>> Begin

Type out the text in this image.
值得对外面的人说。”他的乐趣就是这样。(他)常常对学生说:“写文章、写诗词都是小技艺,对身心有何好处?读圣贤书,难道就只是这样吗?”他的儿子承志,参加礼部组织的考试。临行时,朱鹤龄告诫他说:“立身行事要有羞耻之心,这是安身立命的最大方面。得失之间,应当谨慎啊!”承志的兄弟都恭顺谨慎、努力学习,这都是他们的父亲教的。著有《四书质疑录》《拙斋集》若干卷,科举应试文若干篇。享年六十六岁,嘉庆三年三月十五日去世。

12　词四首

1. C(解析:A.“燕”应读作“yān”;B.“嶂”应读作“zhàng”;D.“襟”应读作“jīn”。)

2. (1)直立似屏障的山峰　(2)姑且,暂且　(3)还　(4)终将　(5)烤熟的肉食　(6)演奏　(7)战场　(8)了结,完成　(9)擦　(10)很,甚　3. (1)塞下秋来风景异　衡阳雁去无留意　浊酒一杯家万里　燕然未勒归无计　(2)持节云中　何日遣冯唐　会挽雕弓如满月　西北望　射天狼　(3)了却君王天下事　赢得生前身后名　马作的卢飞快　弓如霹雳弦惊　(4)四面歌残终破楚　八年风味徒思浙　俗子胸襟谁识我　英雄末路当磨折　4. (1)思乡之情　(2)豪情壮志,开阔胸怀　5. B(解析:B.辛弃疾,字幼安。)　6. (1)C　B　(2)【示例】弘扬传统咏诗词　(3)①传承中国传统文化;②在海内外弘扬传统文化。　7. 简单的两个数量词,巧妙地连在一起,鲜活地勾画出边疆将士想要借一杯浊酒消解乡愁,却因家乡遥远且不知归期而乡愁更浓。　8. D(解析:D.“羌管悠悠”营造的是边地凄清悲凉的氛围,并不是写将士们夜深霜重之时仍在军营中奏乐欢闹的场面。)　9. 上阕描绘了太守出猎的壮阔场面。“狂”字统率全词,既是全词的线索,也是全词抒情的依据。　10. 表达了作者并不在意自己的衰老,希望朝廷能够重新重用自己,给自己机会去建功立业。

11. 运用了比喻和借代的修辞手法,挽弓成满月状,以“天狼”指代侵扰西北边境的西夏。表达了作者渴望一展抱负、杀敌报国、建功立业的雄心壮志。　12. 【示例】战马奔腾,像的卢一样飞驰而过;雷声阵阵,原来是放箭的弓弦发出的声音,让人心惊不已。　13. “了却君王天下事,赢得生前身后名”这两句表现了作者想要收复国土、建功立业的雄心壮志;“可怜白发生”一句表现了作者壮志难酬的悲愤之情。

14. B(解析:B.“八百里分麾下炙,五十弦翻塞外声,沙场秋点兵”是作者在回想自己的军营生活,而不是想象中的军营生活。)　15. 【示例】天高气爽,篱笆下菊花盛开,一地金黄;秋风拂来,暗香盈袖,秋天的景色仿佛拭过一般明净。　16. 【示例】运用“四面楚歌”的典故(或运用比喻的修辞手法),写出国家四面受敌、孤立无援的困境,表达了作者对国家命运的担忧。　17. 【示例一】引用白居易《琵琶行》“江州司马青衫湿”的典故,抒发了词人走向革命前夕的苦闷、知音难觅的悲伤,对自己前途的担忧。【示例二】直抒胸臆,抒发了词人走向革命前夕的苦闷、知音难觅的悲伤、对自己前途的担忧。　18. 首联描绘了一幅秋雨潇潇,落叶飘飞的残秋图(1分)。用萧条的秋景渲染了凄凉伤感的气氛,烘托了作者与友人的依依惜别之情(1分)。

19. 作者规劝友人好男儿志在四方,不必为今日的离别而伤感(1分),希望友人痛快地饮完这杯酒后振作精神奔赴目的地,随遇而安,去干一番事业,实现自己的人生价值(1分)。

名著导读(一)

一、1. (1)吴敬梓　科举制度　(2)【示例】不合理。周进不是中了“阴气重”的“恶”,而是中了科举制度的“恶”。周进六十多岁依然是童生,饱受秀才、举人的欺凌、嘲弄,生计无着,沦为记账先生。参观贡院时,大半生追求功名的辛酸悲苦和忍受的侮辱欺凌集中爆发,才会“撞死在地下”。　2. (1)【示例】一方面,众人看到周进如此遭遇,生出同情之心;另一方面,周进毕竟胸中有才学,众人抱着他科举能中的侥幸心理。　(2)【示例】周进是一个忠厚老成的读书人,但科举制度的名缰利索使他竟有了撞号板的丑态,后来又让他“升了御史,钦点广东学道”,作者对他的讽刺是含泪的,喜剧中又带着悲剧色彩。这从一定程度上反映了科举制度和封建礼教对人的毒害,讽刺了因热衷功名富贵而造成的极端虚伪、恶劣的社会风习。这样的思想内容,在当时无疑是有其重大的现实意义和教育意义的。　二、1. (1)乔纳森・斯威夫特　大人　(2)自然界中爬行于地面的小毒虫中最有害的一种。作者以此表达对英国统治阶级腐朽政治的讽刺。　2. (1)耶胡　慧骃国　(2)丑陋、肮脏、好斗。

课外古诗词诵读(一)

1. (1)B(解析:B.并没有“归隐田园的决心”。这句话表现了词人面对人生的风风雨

>> End

SET EXERCISE
Restate the data above word for word, please.

COMPLETE OUTPUT
Type out the text in this image.
值得对外面的人说。”他的乐趣就是这样。(他)常常对学生说:“写文章、写诗词都是小技艺,对身心有何好处?读圣贤书,难道就只是这样吗?”他的儿子承志,参加礼部组织的考试。临行时,朱鹤龄告诫他说:“立身行事要有羞耻之心,这是安身立命的最大方面。得失之间,应当谨慎啊!”承志的兄弟都恭顺谨慎、努力学习,这都是他们的父亲教的。著有《四书质疑录》《拙斋集》若干卷,科举应试文若干篇。享年六十六岁,嘉庆三年三月十五日去世。

12　词四首

1. C(解析:A.“燕”应读作“yān”;B.“嶂”应读作“zhàng”;D.“襟”应读作“jīn”。)

2. (1)直立似屏障的山峰　(2)姑且,暂且　(3)还　(4)终将　(5)烤熟的肉食　(6)演奏　(7)战场　(8)了结,完成　(9)擦　(10)很,甚　3. (1)塞下秋来风景异　衡阳雁去无留意　浊酒一杯家万里　燕然未勒归无计　(2)持节云中　何日遣冯唐　会挽雕弓如满月　西北望　射天狼　(3)了却君王天下事　赢得生前身后名　马作的卢飞快　弓如霹雳弦惊　(4)四面歌残终破楚　八年风味徒思浙　俗子胸襟谁识我　英雄末路当磨折　4. (1)思乡之情　(2)豪情壮志,开阔胸怀　5. B(解析:B.辛弃疾,字幼安。)　6. (1)C　B　(2)【示例】弘扬传统咏诗词　(3)①传承中国传统文化;②在海内外弘扬传统文化。　7. 简单的两个数量词,巧妙地连在一起,鲜活地勾画出边疆将士想要借一杯浊酒消解乡愁,却因家乡遥远且不知归期而乡愁更浓。　8. D(解析:D.“羌管悠悠”营造的是边地凄清悲凉的氛围,并不是写将士们夜深霜重之时仍在军营中奏乐欢闹的场面。)　9. 上阕描绘了太守出猎的壮阔场面。“狂”字统率全词,既是全词的线索,也是全词抒情的依据。　10. 表达了作者并不在意自己的衰老,希望朝廷能够重新重用自己,给自己机会去建功立业。

11. 运用了比喻和借代的修辞手法,挽弓成满月状,以“天狼”指代侵扰西北边境的西夏。表达了作者渴望一展抱负、杀敌报国、建功立业的雄心壮志。　12. 【示例】战马奔腾,像的卢一样飞驰而过;雷声阵阵,原来是放箭的弓弦发出的声音,让人心惊不已。　13. “了却君王天下事,赢得生前身后名”这两句表现了作者想要收复国土、建功立业的雄心壮志;“可怜白发生”一句表现了作者壮志难酬的悲愤之情。

14. B(解析:B.“八百里分麾下炙,五十弦翻塞外声,沙场秋点兵”是作者在回想自己的军营生活,而不是想象中的军营生活。)　15. 【示例】天高气爽,篱笆下菊花盛开,一地金黄;秋风拂来,暗香盈袖,秋天的景色仿佛拭过一般明净。　16. 【示例】运用“四面楚歌”的典故(或运用比喻的修辞手法),写出国家四面受敌、孤立无援的困境,表达了作者对国家命运的担忧。　17. 【示例一】引用白居易《琵琶行》“江州司马青衫湿”的典故,抒发了词人走向革命前夕的苦闷、知音难觅的悲伤,对自己前途的担忧。【示例二】直抒胸臆,抒发了词人走向革命前夕的苦闷、知音难觅的悲伤、对自己前途的担忧。　18. 首联描绘了一幅秋雨潇潇,落叶飘飞的残秋图(1分)。用萧条的秋景渲染了凄凉伤感的气氛,烘托了作者与友人的依依惜别之情(1分)。

19. 作者规劝友人好男儿志在四方,不必为今日的离别而伤感(1分),希望友人痛快地饮完这杯酒后振作精神奔赴目的地,随遇而安,去干一番事业,实现自己的人生价值(1分)。

名著导读(一)

一、1. (1)吴敬梓　科举制度　(2)【示例】不合理。周进不是中了“阴气重”的“恶”,而是中了科举制度的“恶”。周进六十多岁依然是童生,饱受秀才、举人的欺凌、嘲弄,生计无着,沦为记账先生。参观贡院时,大半生追求功名的辛酸悲苦和忍受的侮辱欺凌集中爆发,才会“撞死在地下”。　2. (1)【示例】一方面,众人看到周进如此遭遇,生出同情之心;另一方面,周进毕竟胸中有才学,众人抱着他科举能中的侥幸心理。　(2)【示例】周进是一个忠厚老成的读书人,但科举制度的名缰利索使他竟有了撞号板的丑态,后来又让他“升了御史,钦点广东学道”,作者对他的讽刺是含泪的,喜剧中又带着悲剧色彩。这从一定程度上反映了科举制度和封建礼教对人的毒害,讽刺了因热衷功名富贵而造成的极端虚伪、恶劣的社会风习。这样的思想内容,在当时无疑是有其重大的现实意义和教育意义的。　二、1. (1)乔纳森・斯威夫特　大人　(2)自然界中爬行于地面的小毒虫中最有害的一种。作者以此表达对英国统治阶级腐朽政治的讽刺。　2. (1)耶胡　慧骃国　(2)丑陋、肮脏、好斗。

课外古诗词诵读(一)

1. (1)B(解析:B.并没有“归隐田园的决心”。这句话表现了词人面对人生的风风雨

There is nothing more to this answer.